Objective —
Without including any pictures, write out the listing below exactly.

[Figure record listings]
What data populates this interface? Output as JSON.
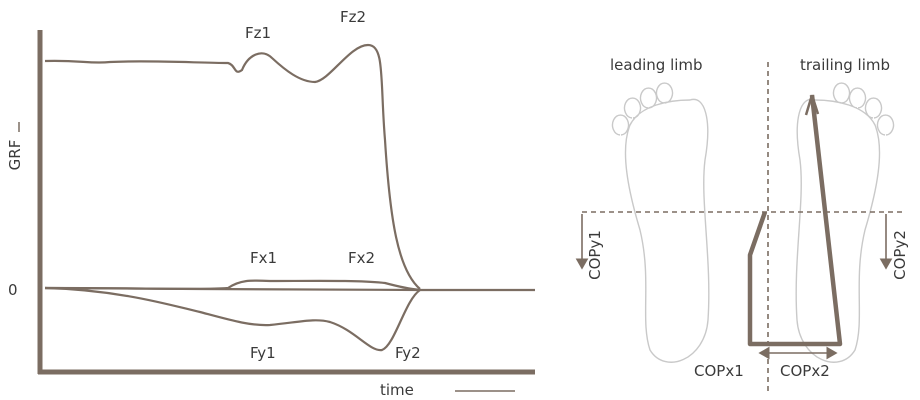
{
  "plot": {
    "y_axis_label": "GRF",
    "zero_label": "0",
    "x_axis_label": "time",
    "curve_labels": {
      "fz1": "Fz1",
      "fz2": "Fz2",
      "fx1": "Fx1",
      "fx2": "Fx2",
      "fy1": "Fy1",
      "fy2": "Fy2"
    }
  },
  "feet": {
    "leading": "leading limb",
    "trailing": "trailing limb",
    "copy1": "COPy1",
    "copy2": "COPy2",
    "copx1": "COPx1",
    "copx2": "COPx2"
  }
}
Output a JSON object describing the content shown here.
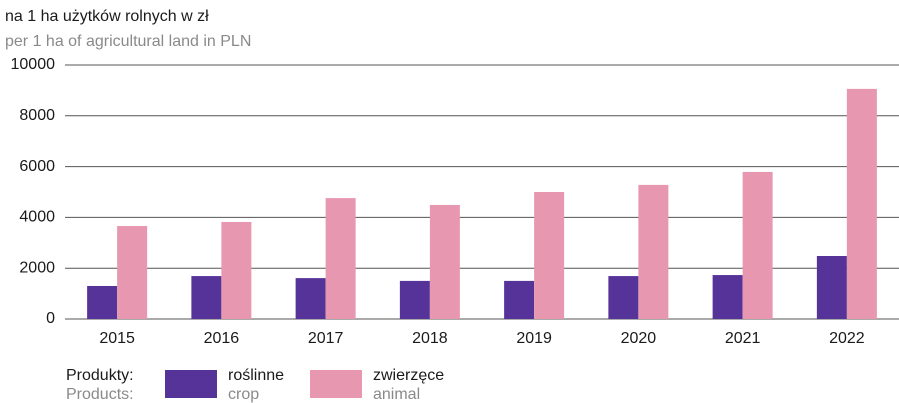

Result —
What data populates this interface? Output as JSON.
{
  "plot": {
    "y_axis_label": "GRF",
    "zero_label": "0",
    "x_axis_label": "time",
    "curve_labels": {
      "fz1": "Fz1",
      "fz2": "Fz2",
      "fx1": "Fx1",
      "fx2": "Fx2",
      "fy1": "Fy1",
      "fy2": "Fy2"
    }
  },
  "feet": {
    "leading": "leading limb",
    "trailing": "trailing limb",
    "copy1": "COPy1",
    "copy2": "COPy2",
    "copx1": "COPx1",
    "copx2": "COPx2"
  }
}
Output a JSON object describing the content shown here.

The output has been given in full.